> Problem to solve
Using the material below, copy every line where "swatch" appears.

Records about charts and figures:
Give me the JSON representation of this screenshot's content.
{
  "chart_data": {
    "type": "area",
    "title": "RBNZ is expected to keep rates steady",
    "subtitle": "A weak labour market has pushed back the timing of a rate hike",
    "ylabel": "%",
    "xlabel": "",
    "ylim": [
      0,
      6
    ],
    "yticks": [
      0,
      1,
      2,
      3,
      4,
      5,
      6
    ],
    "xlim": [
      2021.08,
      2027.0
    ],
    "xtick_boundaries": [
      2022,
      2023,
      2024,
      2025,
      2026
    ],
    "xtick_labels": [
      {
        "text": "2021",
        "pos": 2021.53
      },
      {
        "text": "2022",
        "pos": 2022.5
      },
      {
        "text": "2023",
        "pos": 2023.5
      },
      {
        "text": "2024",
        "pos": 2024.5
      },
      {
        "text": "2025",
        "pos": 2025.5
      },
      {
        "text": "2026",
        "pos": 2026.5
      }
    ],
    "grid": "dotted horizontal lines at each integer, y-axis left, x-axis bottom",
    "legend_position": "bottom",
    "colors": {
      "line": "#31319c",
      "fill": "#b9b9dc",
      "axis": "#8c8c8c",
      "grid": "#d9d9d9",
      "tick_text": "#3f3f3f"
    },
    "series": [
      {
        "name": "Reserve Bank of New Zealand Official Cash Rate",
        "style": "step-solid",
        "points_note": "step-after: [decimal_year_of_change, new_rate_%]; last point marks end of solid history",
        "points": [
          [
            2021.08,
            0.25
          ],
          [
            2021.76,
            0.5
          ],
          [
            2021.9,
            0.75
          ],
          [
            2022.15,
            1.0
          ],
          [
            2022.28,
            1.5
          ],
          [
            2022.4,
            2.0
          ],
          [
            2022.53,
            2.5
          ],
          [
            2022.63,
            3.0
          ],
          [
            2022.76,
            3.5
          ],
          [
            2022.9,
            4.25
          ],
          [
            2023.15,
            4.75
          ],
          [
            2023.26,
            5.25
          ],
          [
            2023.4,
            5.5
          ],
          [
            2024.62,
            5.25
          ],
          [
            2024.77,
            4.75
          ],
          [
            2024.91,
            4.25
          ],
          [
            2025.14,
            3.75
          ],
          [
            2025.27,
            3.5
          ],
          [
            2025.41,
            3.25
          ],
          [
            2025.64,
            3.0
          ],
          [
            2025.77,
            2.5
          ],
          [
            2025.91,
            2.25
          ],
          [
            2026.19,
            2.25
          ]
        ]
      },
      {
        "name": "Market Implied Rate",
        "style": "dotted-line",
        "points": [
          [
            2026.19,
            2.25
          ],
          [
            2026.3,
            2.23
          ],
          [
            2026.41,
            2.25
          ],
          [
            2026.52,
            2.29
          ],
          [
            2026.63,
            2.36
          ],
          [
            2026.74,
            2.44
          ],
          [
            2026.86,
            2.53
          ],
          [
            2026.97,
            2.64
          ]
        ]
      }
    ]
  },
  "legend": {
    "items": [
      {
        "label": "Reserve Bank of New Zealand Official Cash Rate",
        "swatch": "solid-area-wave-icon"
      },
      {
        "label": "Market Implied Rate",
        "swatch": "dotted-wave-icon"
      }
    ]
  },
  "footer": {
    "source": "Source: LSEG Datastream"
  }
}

> Reply to the exercise
        "swatch": "solid-area-wave-icon"
        "swatch": "dotted-wave-icon"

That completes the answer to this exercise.